[start]

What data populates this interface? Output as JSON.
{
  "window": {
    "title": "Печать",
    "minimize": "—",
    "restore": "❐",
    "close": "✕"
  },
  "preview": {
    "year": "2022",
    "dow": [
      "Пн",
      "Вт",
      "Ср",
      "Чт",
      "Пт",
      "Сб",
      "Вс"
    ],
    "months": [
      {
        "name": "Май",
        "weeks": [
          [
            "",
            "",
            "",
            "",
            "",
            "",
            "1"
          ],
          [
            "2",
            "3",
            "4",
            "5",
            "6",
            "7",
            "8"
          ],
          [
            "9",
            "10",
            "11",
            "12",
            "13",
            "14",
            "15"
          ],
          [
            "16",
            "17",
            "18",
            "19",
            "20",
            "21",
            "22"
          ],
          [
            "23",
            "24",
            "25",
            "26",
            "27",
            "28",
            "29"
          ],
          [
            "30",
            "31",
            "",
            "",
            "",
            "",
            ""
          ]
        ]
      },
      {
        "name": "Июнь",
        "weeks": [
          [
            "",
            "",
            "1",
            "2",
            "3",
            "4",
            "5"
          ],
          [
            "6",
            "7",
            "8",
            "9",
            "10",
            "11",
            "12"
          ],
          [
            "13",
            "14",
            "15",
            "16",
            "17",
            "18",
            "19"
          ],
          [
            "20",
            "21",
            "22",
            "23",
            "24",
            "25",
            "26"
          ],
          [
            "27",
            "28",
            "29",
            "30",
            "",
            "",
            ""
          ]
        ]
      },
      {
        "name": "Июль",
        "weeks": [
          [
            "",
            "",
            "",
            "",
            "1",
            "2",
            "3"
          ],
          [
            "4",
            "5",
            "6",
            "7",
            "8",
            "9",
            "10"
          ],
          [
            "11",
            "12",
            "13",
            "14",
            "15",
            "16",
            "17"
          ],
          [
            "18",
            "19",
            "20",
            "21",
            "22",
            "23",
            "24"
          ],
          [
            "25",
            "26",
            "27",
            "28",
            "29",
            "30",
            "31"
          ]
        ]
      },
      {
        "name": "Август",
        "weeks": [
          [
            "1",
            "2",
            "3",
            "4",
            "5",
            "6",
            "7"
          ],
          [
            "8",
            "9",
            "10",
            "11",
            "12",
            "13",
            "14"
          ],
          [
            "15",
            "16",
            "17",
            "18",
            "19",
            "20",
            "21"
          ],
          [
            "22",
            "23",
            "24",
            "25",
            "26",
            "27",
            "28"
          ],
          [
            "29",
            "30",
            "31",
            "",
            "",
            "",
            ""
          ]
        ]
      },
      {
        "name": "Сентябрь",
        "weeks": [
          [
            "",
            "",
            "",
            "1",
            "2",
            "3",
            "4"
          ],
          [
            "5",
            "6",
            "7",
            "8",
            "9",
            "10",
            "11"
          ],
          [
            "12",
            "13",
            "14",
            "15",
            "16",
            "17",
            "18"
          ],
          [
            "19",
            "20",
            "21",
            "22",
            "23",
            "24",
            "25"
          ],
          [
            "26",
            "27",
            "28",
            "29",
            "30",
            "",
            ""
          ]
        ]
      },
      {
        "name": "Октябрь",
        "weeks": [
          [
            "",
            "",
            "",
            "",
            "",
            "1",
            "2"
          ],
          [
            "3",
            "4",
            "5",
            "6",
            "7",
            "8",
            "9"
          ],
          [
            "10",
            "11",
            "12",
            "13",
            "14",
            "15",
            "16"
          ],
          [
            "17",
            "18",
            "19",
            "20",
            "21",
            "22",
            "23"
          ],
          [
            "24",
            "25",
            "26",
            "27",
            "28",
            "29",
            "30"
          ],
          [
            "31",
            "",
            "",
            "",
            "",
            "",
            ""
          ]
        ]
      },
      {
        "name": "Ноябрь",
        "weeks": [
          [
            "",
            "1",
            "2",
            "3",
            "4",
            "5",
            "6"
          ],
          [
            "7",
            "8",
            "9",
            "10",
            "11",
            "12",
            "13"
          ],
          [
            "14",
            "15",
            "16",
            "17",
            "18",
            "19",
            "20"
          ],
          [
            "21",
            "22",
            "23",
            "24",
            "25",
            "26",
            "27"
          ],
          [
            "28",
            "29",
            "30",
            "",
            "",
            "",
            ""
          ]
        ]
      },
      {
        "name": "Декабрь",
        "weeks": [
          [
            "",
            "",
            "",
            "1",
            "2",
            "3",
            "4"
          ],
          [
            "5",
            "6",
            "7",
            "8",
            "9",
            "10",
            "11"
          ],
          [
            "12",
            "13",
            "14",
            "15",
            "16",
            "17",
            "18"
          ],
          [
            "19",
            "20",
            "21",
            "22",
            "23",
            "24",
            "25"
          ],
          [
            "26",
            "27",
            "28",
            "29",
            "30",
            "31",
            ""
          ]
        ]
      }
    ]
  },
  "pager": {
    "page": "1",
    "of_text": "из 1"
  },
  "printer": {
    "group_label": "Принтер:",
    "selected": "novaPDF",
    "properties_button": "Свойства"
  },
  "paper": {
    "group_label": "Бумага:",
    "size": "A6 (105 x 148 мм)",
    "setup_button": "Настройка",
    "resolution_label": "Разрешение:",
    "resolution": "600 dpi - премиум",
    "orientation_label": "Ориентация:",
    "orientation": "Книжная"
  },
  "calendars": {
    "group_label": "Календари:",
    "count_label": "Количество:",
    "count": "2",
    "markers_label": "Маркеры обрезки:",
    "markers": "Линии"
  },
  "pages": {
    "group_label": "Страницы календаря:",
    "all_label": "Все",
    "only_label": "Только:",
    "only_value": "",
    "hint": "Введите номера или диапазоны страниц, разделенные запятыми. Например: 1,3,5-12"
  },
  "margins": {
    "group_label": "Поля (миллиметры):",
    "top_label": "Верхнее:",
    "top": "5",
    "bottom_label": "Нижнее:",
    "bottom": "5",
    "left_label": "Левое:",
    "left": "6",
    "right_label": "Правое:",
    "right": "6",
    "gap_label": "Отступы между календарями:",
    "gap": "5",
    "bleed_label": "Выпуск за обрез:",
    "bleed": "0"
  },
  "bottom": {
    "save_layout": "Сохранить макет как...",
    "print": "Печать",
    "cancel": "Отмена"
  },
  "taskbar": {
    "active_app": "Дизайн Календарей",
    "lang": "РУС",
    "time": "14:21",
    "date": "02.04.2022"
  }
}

[end]

From the records above, please extract every line and repeat it exactly.

_Result below_.
What data populates this interface? Output as JSON.
{
  "window": {
    "title": "Печать",
    "minimize": "—",
    "restore": "❐",
    "close": "✕"
  },
  "preview": {
    "year": "2022",
    "dow": [
      "Пн",
      "Вт",
      "Ср",
      "Чт",
      "Пт",
      "Сб",
      "Вс"
    ],
    "months": [
      {
        "name": "Май",
        "weeks": [
          [
            "",
            "",
            "",
            "",
            "",
            "",
            "1"
          ],
          [
            "2",
            "3",
            "4",
            "5",
            "6",
            "7",
            "8"
          ],
          [
            "9",
            "10",
            "11",
            "12",
            "13",
            "14",
            "15"
          ],
          [
            "16",
            "17",
            "18",
            "19",
            "20",
            "21",
            "22"
          ],
          [
            "23",
            "24",
            "25",
            "26",
            "27",
            "28",
            "29"
          ],
          [
            "30",
            "31",
            "",
            "",
            "",
            "",
            ""
          ]
        ]
      },
      {
        "name": "Июнь",
        "weeks": [
          [
            "",
            "",
            "1",
            "2",
            "3",
            "4",
            "5"
          ],
          [
            "6",
            "7",
            "8",
            "9",
            "10",
            "11",
            "12"
          ],
          [
            "13",
            "14",
            "15",
            "16",
            "17",
            "18",
            "19"
          ],
          [
            "20",
            "21",
            "22",
            "23",
            "24",
            "25",
            "26"
          ],
          [
            "27",
            "28",
            "29",
            "30",
            "",
            "",
            ""
          ]
        ]
      },
      {
        "name": "Июль",
        "weeks": [
          [
            "",
            "",
            "",
            "",
            "1",
            "2",
            "3"
          ],
          [
            "4",
            "5",
            "6",
            "7",
            "8",
            "9",
            "10"
          ],
          [
            "11",
            "12",
            "13",
            "14",
            "15",
            "16",
            "17"
          ],
          [
            "18",
            "19",
            "20",
            "21",
            "22",
            "23",
            "24"
          ],
          [
            "25",
            "26",
            "27",
            "28",
            "29",
            "30",
            "31"
          ]
        ]
      },
      {
        "name": "Август",
        "weeks": [
          [
            "1",
            "2",
            "3",
            "4",
            "5",
            "6",
            "7"
          ],
          [
            "8",
            "9",
            "10",
            "11",
            "12",
            "13",
            "14"
          ],
          [
            "15",
            "16",
            "17",
            "18",
            "19",
            "20",
            "21"
          ],
          [
            "22",
            "23",
            "24",
            "25",
            "26",
            "27",
            "28"
          ],
          [
            "29",
            "30",
            "31",
            "",
            "",
            "",
            ""
          ]
        ]
      },
      {
        "name": "Сентябрь",
        "weeks": [
          [
            "",
            "",
            "",
            "1",
            "2",
            "3",
            "4"
          ],
          [
            "5",
            "6",
            "7",
            "8",
            "9",
            "10",
            "11"
          ],
          [
            "12",
            "13",
            "14",
            "15",
            "16",
            "17",
            "18"
          ],
          [
            "19",
            "20",
            "21",
            "22",
            "23",
            "24",
            "25"
          ],
          [
            "26",
            "27",
            "28",
            "29",
            "30",
            "",
            ""
          ]
        ]
      },
      {
        "name": "Октябрь",
        "weeks": [
          [
            "",
            "",
            "",
            "",
            "",
            "1",
            "2"
          ],
          [
            "3",
            "4",
            "5",
            "6",
            "7",
            "8",
            "9"
          ],
          [
            "10",
            "11",
            "12",
            "13",
            "14",
            "15",
            "16"
          ],
          [
            "17",
            "18",
            "19",
            "20",
            "21",
            "22",
            "23"
          ],
          [
            "24",
            "25",
            "26",
            "27",
            "28",
            "29",
            "30"
          ],
          [
            "31",
            "",
            "",
            "",
            "",
            "",
            ""
          ]
        ]
      },
      {
        "name": "Ноябрь",
        "weeks": [
          [
            "",
            "1",
            "2",
            "3",
            "4",
            "5",
            "6"
          ],
          [
            "7",
            "8",
            "9",
            "10",
            "11",
            "12",
            "13"
          ],
          [
            "14",
            "15",
            "16",
            "17",
            "18",
            "19",
            "20"
          ],
          [
            "21",
            "22",
            "23",
            "24",
            "25",
            "26",
            "27"
          ],
          [
            "28",
            "29",
            "30",
            "",
            "",
            "",
            ""
          ]
        ]
      },
      {
        "name": "Декабрь",
        "weeks": [
          [
            "",
            "",
            "",
            "1",
            "2",
            "3",
            "4"
          ],
          [
            "5",
            "6",
            "7",
            "8",
            "9",
            "10",
            "11"
          ],
          [
            "12",
            "13",
            "14",
            "15",
            "16",
            "17",
            "18"
          ],
          [
            "19",
            "20",
            "21",
            "22",
            "23",
            "24",
            "25"
          ],
          [
            "26",
            "27",
            "28",
            "29",
            "30",
            "31",
            ""
          ]
        ]
      }
    ]
  },
  "pager": {
    "page": "1",
    "of_text": "из 1"
  },
  "printer": {
    "group_label": "Принтер:",
    "selected": "novaPDF",
    "properties_button": "Свойства"
  },
  "paper": {
    "group_label": "Бумага:",
    "size": "A6 (105 x 148 мм)",
    "setup_button": "Настройка",
    "resolution_label": "Разрешение:",
    "resolution": "600 dpi - премиум",
    "orientation_label": "Ориентация:",
    "orientation": "Книжная"
  },
  "calendars": {
    "group_label": "Календари:",
    "count_label": "Количество:",
    "count": "2",
    "markers_label": "Маркеры обрезки:",
    "markers": "Линии"
  },
  "pages": {
    "group_label": "Страницы календаря:",
    "all_label": "Все",
    "only_label": "Только:",
    "only_value": "",
    "hint": "Введите номера или диапазоны страниц, разделенные запятыми. Например: 1,3,5-12"
  },
  "margins": {
    "group_label": "Поля (миллиметры):",
    "top_label": "Верхнее:",
    "top": "5",
    "bottom_label": "Нижнее:",
    "bottom": "5",
    "left_label": "Левое:",
    "left": "6",
    "right_label": "Правое:",
    "right": "6",
    "gap_label": "Отступы между календарями:",
    "gap": "5",
    "bleed_label": "Выпуск за обрез:",
    "bleed": "0"
  },
  "bottom": {
    "save_layout": "Сохранить макет как...",
    "print": "Печать",
    "cancel": "Отмена"
  },
  "taskbar": {
    "active_app": "Дизайн Календарей",
    "lang": "РУС",
    "time": "14:21",
    "date": "02.04.2022"
  }
}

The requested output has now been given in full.